Brano ::
------------------------------------------------

Punti di
frizione
Il
fatto è che l’Europa dovrebbe fare da sola, ma non ne è capace.
(di Stelio W.
Venceslai)
Della situazione dell’Unione
europea si è già parlato più volte.
Una crisi economica generalizzata ne ha rallentato la crescita e
tutti i nodi del sistema europeo stanno venendo alla luce.
La nuova Presidenza von der Layen non sembra essere all’altezza di
una situazione per governare la quale non basta dichiarare la disponibilità a
tir fuori i soldi. Occorrono idee, e queste difettano.
I mali dell’Unione sono noti, inutile ripeterli: troppe diseguaglianze
interne (in materia fiscale), eccessiva debolezza esterna (sicurezza e politica
estera).
Lo scudo nordamericano non basta più. Se Trump tira la corda,
crolla il sistema. Non era questo ciò che preconizzavano i fondatori della CEE.
Il fatto è che l’Europa dovrebbe fare da sola, ma non ne è capace.
Concepita a suo tempo come una struttura giuridica innovativa, l’Unione
ha ripiegato su stessa con il lento suicidio dell’unanimità. Un bel principio
democratico così efficace, nella sua applicazione, da essere paralizzante.
Geopoliticamente, dunque, l’Europa non esiste. Ha una grande
storia, è economicamente e demograficamente ancora importante, ma questo non è
più sufficiente. L’aggregazione di tanti popoli diversi rispondeva a un ideale
sacrosanto, dopo le ultime guerre mondiali: basta con le guerre civili europee.
Questa idealità ha tenuto e regge ancora, ma più che di
un’idealità comune si tratta di un comune interesse a lucrare benefici e
commerci sotto la comoda protezione di una tariffa esterna comune e della
libera circolazione delle persone, dei beni e dei servizi. L’Europa non può
essere solo un grande mercato.
I punti deboli europei, cominciando dal nord, sono i Paesi baltici
e, in primo luogo, l’Estonia. A questi legati sono Polonia e Finlandia, memori
di molteplici invasioni russe. Nel centro sud c’è la ferita aperta
dell’Ucraina, con le repubblichette di Doneck e di Lugansk, pronte a fare la
fine della Crimea, inghiottita dalla Federazione russa.
Scendendo ancora più a sud, incontriamo il latente, eterno
conflitto greco-turco, aggravato dalla pressione di decine di migliaia di
profughi siriani che Erdogan ha liberato, spingendoli al confine europeo della
Turchia. In parallelo, c’è il richiamo della Calipso turca ai popoli musulmani
dei Balcani (Macedoni, Bosniaci, Kossovari e, in parte, Albanesi).

------------------------------------------------

Cosa fare ::
Riassumi in due frasi il brano sull'Unione europea. Il materiale non ha alcun rapporto con il brano.

Dati ::
------------------------------------------------

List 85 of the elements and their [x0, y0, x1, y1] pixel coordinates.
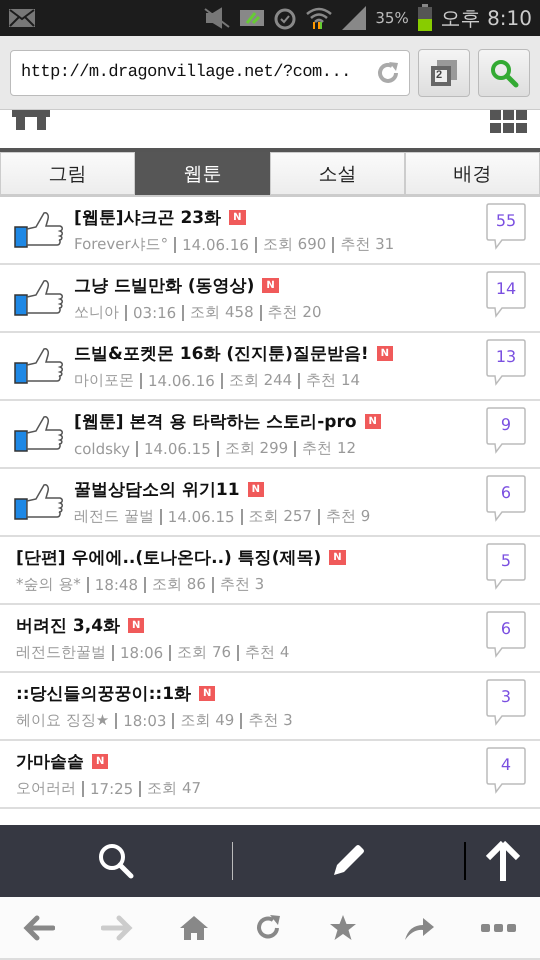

------------------------------------------------

Risposta ::
L'Unione europea, rallentata da una crisi economica generalizzata, soffre di troppe diseguaglianze fiscali interne e di un'eccessiva debolezza esterna, mentre la regola dell'unanimità la paralizza e lo scudo nordamericano non basta più. I suoi punti deboli vanno dai Paesi baltici, a cominciare dall'Estonia, all'Ucraina, fino al conflitto greco-turco aggravato dai profughi siriani che Erdogan ha spinto al confine europeo della Turchia.